» Do this
Check every line of the entries for "SPEAKER", and copy the lines that hold it.
··· Data records ···
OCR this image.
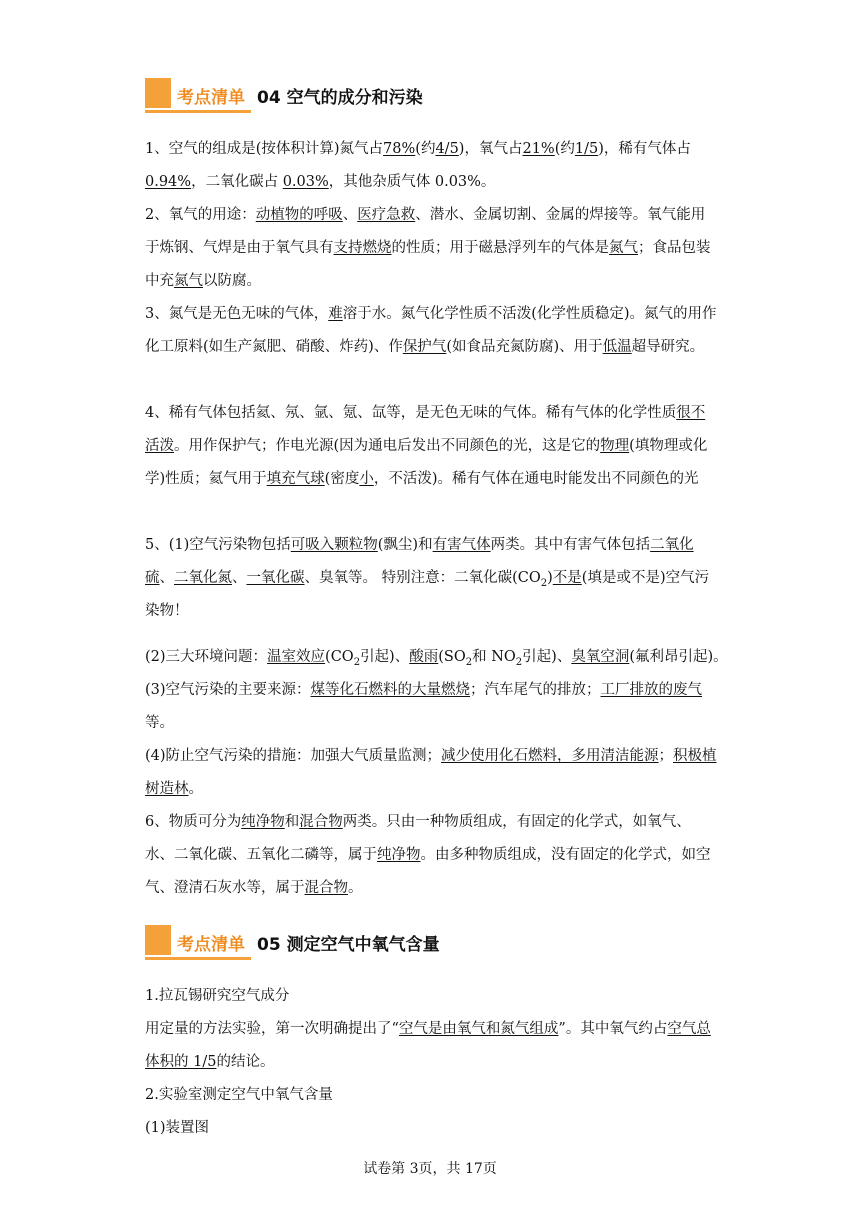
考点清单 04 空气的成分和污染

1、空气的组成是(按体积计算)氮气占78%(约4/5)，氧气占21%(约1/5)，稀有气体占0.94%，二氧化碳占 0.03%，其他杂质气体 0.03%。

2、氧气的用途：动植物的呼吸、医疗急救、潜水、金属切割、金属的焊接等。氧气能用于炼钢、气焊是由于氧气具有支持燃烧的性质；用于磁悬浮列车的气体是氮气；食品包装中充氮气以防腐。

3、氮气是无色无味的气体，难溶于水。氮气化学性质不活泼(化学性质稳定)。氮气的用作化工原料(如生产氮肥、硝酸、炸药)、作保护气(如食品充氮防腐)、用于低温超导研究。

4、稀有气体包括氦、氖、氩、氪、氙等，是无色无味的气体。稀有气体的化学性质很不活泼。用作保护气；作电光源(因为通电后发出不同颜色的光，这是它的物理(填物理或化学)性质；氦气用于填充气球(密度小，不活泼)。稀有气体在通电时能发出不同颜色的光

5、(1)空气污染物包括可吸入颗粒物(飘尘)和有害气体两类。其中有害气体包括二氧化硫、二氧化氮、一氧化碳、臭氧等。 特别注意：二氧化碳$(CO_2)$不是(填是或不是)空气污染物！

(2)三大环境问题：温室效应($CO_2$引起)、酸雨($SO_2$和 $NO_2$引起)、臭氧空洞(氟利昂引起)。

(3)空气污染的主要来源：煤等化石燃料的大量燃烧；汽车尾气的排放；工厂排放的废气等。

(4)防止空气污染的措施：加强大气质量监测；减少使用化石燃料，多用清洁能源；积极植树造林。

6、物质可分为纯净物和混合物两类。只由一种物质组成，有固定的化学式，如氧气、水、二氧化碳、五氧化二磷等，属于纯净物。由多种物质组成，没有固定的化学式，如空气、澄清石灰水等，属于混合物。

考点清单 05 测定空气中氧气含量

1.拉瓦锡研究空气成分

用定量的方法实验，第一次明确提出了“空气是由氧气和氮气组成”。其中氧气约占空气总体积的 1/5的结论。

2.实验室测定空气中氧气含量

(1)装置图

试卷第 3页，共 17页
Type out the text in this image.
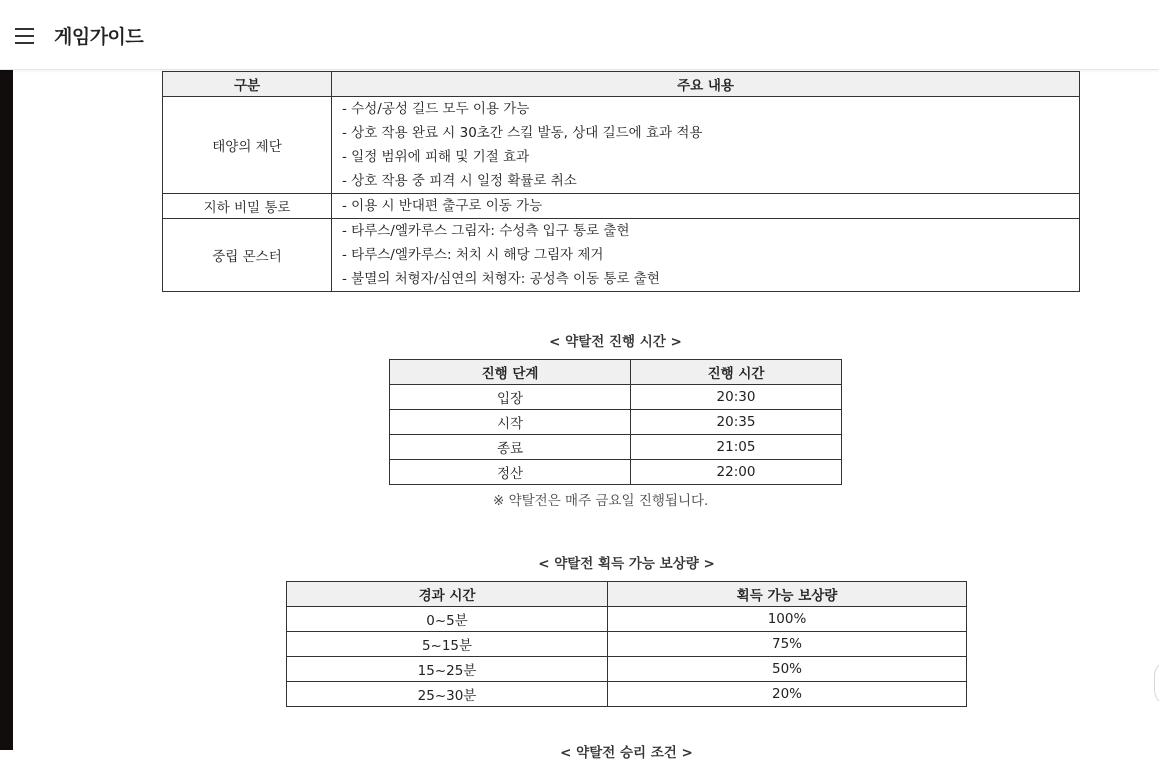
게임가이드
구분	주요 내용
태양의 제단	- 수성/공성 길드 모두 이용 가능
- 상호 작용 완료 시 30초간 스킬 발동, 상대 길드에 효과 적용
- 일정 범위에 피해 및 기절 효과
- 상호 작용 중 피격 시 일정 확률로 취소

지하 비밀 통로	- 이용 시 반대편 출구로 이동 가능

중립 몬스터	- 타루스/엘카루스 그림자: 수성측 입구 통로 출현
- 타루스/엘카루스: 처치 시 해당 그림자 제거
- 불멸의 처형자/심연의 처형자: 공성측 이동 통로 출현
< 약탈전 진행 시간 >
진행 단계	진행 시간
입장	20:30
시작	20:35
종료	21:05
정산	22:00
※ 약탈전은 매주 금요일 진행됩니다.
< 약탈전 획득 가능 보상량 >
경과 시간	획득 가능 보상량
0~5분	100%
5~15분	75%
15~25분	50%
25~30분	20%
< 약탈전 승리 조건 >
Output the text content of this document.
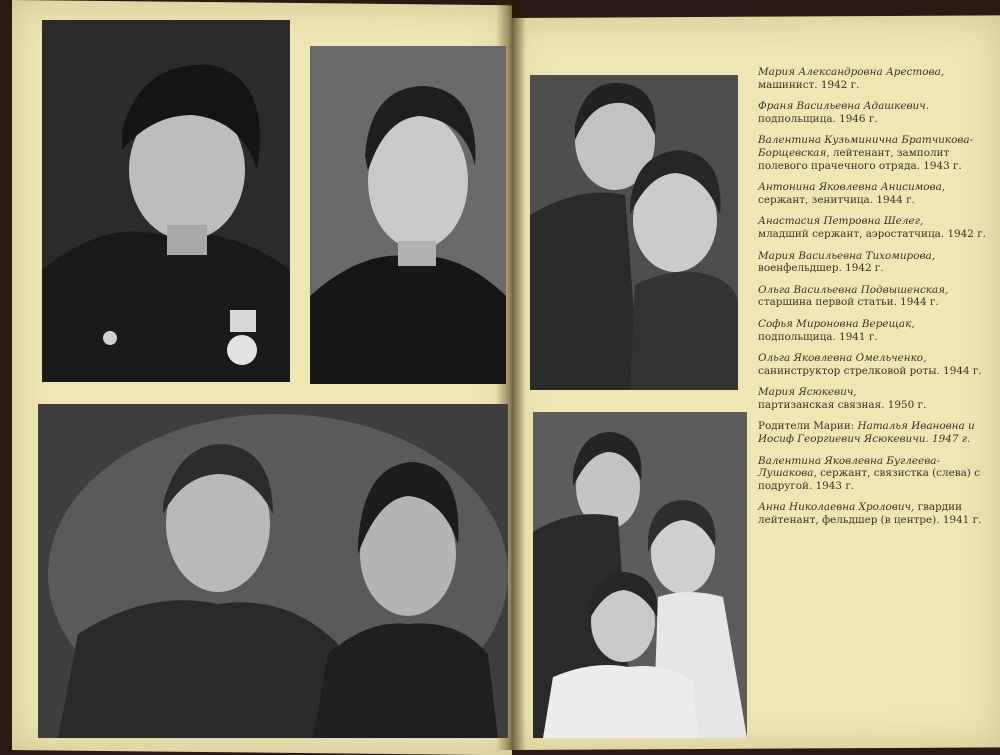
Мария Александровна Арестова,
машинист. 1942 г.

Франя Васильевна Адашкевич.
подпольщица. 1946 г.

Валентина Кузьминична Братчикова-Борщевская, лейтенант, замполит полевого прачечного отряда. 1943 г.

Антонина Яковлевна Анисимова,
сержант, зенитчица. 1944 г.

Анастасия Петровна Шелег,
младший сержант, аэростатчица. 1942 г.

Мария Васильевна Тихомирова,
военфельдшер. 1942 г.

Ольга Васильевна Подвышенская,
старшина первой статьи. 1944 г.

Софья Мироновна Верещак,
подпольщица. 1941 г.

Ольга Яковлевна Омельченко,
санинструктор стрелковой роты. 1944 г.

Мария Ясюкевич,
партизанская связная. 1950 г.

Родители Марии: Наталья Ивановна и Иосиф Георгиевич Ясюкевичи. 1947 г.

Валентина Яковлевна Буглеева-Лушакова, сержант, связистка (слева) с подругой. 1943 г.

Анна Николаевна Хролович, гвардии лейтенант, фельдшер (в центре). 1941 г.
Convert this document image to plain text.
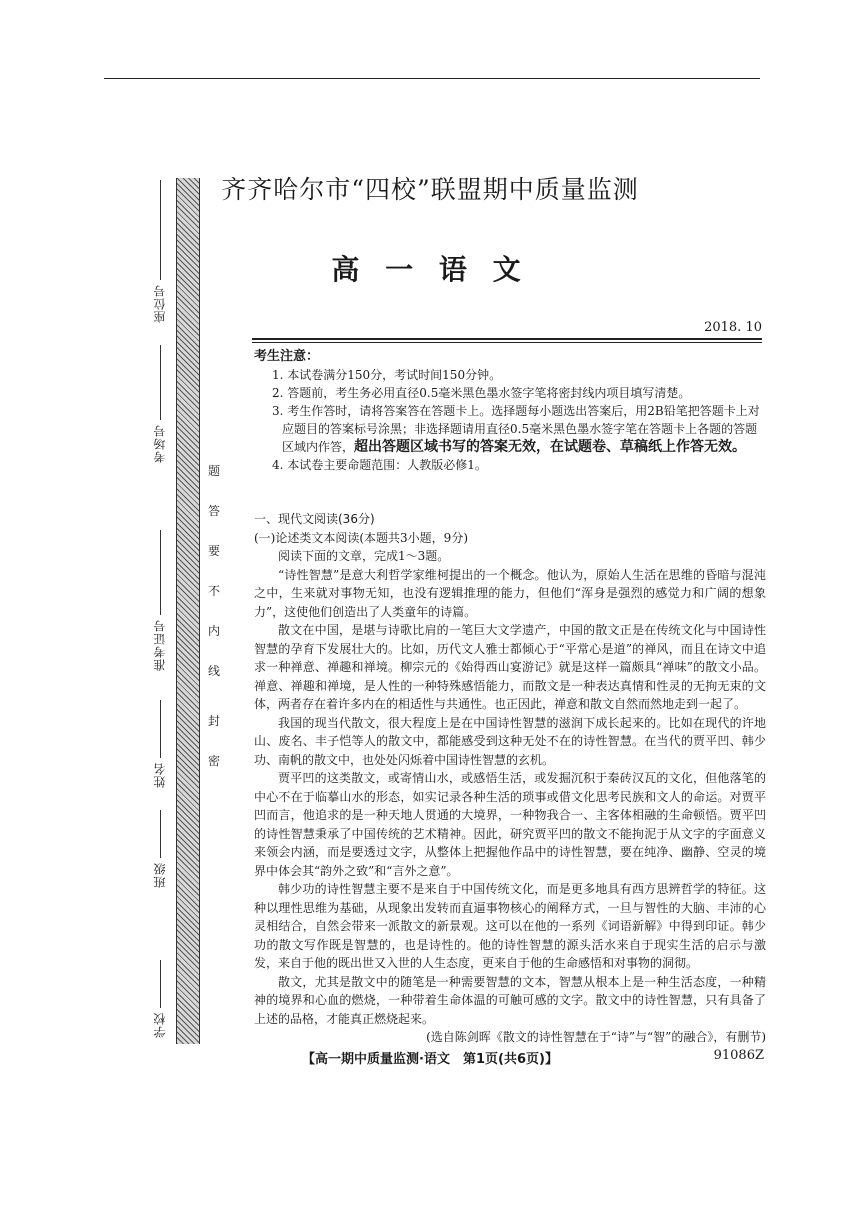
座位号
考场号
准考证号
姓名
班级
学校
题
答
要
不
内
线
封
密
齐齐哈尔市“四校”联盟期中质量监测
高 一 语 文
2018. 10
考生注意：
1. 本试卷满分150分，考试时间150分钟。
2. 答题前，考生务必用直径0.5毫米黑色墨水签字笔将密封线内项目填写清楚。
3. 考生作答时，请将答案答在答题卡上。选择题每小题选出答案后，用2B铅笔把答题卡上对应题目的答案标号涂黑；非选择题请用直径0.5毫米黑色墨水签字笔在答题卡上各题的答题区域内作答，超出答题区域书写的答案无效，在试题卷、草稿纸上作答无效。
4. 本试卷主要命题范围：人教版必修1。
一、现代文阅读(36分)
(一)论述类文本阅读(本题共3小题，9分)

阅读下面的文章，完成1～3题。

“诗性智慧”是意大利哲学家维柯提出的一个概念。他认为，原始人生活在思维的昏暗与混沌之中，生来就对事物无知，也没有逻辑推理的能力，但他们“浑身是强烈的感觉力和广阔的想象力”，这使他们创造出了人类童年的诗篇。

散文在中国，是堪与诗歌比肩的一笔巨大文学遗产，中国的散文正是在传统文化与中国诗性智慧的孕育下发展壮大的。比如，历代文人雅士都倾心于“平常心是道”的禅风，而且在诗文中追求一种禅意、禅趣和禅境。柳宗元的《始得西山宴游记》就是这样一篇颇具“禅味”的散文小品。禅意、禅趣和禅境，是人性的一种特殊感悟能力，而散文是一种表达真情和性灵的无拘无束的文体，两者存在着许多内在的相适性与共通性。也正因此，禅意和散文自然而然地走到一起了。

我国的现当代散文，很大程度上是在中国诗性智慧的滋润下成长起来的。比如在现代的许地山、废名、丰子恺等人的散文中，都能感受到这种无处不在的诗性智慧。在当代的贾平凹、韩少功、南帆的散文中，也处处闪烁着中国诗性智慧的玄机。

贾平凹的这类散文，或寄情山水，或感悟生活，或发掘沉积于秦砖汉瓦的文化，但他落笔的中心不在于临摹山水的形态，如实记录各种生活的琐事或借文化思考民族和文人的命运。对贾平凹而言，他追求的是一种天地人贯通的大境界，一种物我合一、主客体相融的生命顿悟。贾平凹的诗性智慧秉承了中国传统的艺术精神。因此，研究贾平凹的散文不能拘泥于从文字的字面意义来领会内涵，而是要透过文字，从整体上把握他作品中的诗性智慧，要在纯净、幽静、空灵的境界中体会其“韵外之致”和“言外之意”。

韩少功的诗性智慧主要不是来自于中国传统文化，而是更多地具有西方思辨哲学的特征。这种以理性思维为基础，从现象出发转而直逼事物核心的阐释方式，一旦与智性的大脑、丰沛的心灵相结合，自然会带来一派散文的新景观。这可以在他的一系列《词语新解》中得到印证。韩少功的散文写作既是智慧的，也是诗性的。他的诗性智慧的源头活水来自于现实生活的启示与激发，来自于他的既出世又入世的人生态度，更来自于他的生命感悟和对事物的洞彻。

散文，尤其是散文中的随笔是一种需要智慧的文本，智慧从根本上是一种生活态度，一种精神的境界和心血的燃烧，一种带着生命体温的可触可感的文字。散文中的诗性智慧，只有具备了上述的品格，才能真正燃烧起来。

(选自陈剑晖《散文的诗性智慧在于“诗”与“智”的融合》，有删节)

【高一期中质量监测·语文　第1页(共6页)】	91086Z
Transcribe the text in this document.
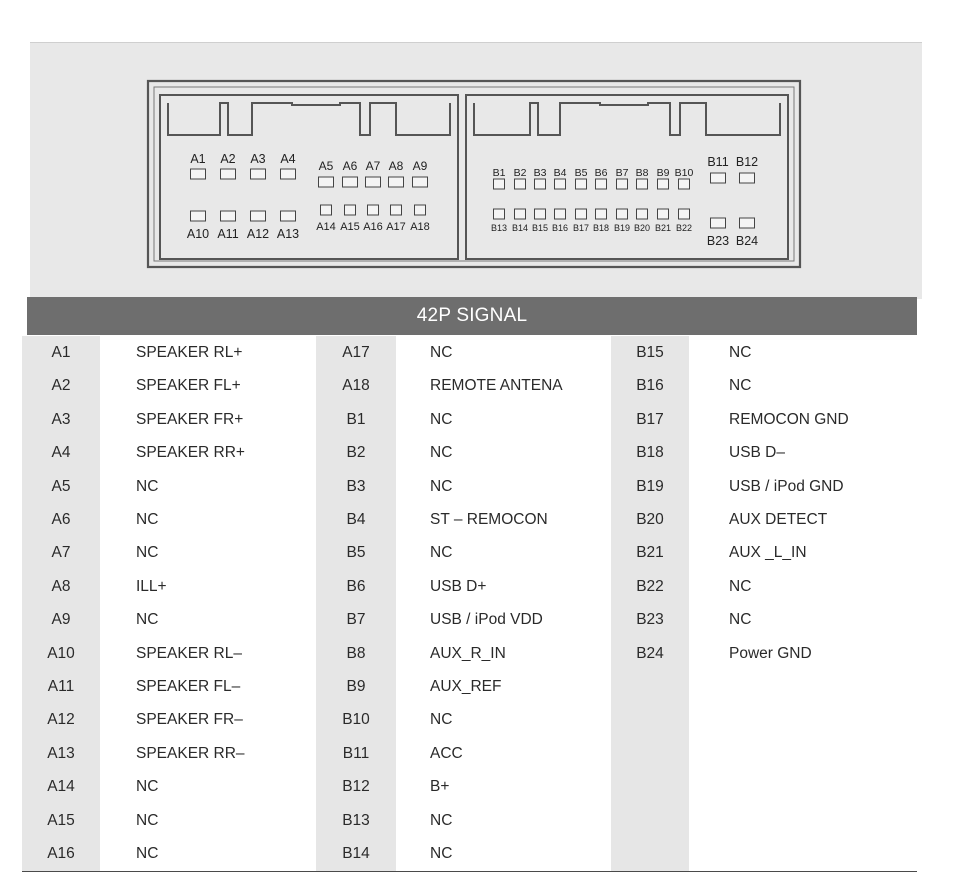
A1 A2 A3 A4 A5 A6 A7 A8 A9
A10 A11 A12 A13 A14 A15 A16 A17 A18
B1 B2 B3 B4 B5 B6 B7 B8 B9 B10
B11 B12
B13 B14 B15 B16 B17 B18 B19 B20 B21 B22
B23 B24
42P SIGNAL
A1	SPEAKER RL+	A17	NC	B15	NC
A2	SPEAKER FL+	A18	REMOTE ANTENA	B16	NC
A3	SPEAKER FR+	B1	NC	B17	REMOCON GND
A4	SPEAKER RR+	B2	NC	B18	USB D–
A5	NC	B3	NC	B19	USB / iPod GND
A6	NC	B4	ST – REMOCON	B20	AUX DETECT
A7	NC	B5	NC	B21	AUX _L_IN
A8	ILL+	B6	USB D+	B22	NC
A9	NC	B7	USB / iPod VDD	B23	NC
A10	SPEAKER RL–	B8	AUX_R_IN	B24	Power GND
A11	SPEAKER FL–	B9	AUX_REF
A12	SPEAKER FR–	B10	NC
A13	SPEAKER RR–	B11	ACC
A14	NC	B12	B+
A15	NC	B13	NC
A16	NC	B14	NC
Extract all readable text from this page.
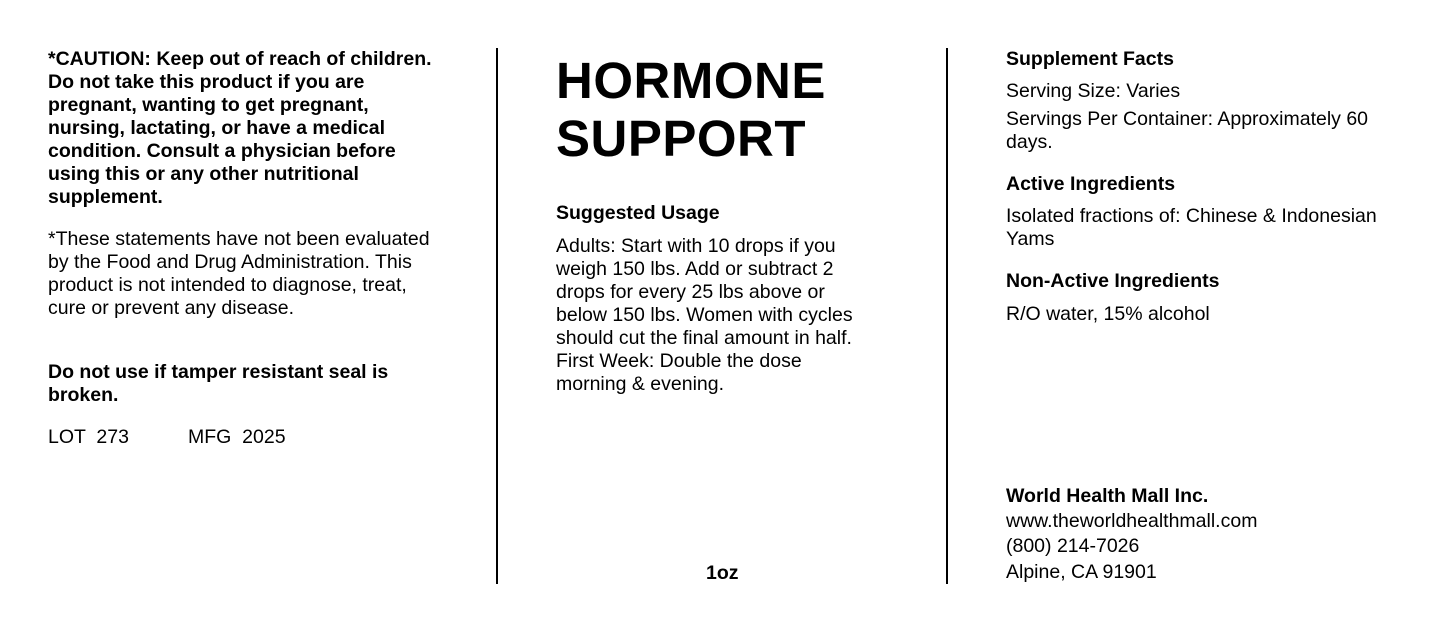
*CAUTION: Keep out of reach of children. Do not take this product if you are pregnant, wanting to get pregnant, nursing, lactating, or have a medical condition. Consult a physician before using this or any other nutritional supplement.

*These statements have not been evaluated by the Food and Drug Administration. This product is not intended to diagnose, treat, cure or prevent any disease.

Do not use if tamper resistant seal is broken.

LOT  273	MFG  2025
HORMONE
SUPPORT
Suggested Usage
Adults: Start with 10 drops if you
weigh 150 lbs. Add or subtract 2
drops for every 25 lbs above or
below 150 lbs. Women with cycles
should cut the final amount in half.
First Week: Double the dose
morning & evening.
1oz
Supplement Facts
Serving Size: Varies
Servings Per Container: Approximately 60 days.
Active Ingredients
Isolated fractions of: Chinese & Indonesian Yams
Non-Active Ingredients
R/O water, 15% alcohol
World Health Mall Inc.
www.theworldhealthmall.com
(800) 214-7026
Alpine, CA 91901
···
» Correct result
A1	SPEAKER RL+	A17	NC	B15	NC
A2	SPEAKER FL+	A18	REMOTE ANTENA	B16	NC
A3	SPEAKER FR+	B1	NC	B17	REMOCON GND
A4	SPEAKER RR+	B2	NC	B18	USB D–
A10	SPEAKER RL–	B8	AUX_R_IN	B24	Power GND
A11	SPEAKER FL–	B9	AUX_REF
A12	SPEAKER FR–	B10	NC
A13	SPEAKER RR–	B11	ACC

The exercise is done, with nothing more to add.